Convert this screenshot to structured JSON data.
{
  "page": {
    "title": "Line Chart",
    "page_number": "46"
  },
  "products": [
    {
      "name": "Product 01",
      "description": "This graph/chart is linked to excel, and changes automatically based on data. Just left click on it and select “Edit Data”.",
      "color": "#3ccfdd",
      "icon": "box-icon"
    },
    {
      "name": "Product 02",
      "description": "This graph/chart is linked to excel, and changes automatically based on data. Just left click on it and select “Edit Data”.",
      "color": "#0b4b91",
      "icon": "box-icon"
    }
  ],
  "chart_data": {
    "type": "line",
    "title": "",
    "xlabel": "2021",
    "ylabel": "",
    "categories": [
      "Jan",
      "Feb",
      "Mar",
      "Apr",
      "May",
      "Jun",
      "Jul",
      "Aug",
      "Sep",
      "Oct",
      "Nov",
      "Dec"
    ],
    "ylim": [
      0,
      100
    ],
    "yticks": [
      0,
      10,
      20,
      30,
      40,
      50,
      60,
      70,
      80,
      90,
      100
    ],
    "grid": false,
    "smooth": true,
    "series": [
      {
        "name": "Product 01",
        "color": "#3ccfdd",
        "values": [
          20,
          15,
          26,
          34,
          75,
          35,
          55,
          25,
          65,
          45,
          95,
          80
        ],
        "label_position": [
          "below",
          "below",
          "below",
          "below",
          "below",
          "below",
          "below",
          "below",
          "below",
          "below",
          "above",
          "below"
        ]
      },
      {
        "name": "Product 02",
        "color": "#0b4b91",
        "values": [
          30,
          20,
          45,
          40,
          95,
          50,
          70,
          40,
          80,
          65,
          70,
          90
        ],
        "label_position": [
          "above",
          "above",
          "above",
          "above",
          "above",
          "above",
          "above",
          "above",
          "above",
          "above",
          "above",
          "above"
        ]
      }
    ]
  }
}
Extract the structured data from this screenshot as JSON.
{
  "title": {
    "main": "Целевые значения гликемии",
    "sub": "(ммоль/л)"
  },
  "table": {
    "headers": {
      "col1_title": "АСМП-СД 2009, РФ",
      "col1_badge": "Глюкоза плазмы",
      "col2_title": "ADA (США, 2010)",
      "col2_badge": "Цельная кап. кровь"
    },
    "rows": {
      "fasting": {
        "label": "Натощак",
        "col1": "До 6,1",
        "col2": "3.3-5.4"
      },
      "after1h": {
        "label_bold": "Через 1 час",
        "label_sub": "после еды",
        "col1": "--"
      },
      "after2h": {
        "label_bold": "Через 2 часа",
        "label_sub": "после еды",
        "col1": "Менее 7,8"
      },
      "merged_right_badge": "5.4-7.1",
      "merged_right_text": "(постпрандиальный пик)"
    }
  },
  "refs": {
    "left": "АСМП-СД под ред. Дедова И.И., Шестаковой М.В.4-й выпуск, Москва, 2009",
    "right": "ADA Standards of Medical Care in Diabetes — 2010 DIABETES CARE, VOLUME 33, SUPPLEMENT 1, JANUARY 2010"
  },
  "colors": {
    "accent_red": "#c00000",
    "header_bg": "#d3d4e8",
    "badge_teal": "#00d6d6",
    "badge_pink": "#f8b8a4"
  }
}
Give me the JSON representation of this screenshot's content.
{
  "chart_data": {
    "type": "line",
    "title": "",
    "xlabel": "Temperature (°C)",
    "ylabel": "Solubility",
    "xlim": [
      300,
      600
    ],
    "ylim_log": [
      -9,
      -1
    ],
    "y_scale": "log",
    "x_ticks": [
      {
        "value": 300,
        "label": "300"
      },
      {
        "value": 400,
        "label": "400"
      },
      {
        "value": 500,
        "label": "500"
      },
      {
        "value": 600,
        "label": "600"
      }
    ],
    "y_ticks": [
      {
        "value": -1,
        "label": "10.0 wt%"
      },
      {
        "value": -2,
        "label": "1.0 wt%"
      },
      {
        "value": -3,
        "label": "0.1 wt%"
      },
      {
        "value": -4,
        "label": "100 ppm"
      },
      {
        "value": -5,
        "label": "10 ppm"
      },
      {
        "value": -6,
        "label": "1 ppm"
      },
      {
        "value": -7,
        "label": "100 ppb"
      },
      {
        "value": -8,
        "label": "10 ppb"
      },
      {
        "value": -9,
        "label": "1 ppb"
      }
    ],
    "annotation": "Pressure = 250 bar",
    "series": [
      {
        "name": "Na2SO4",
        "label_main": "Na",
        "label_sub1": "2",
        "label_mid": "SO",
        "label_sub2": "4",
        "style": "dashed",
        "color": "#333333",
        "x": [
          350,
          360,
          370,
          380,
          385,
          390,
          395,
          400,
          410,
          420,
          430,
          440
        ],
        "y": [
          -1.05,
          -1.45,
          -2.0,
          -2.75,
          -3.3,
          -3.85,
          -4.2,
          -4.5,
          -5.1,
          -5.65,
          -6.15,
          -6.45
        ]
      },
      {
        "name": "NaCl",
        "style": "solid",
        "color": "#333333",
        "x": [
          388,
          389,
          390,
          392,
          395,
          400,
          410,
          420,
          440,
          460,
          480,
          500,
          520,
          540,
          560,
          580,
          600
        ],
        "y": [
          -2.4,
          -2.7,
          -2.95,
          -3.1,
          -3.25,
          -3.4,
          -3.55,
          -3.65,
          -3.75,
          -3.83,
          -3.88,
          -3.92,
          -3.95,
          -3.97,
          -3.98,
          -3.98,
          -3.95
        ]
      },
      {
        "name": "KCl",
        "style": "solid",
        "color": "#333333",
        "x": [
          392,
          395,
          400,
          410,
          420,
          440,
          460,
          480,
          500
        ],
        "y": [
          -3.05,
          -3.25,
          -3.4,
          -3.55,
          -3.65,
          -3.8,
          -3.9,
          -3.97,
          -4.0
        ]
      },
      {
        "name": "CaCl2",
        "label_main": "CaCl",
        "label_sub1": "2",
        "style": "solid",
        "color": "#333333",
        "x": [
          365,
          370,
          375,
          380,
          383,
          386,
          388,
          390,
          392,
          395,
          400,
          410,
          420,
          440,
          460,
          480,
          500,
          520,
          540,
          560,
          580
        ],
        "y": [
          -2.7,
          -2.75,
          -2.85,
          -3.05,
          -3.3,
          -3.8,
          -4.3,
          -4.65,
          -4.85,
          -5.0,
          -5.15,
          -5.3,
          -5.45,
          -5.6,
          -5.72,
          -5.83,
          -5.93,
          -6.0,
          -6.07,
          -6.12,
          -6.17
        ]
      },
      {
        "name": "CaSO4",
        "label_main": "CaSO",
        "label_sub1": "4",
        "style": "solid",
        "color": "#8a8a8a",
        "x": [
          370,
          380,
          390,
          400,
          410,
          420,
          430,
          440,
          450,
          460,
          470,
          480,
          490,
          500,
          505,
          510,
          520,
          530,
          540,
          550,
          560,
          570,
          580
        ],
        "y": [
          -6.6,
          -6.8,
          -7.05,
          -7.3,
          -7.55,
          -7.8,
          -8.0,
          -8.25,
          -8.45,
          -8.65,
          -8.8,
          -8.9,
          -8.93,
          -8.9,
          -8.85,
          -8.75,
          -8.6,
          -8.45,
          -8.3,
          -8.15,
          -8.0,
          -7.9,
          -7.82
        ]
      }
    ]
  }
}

* * *

Written exercise: Identify every line above that includes the word "Через", and show those lines.

Solution:
        "label_bold": "Через 1 час",
        "label_bold": "Через 2 часа",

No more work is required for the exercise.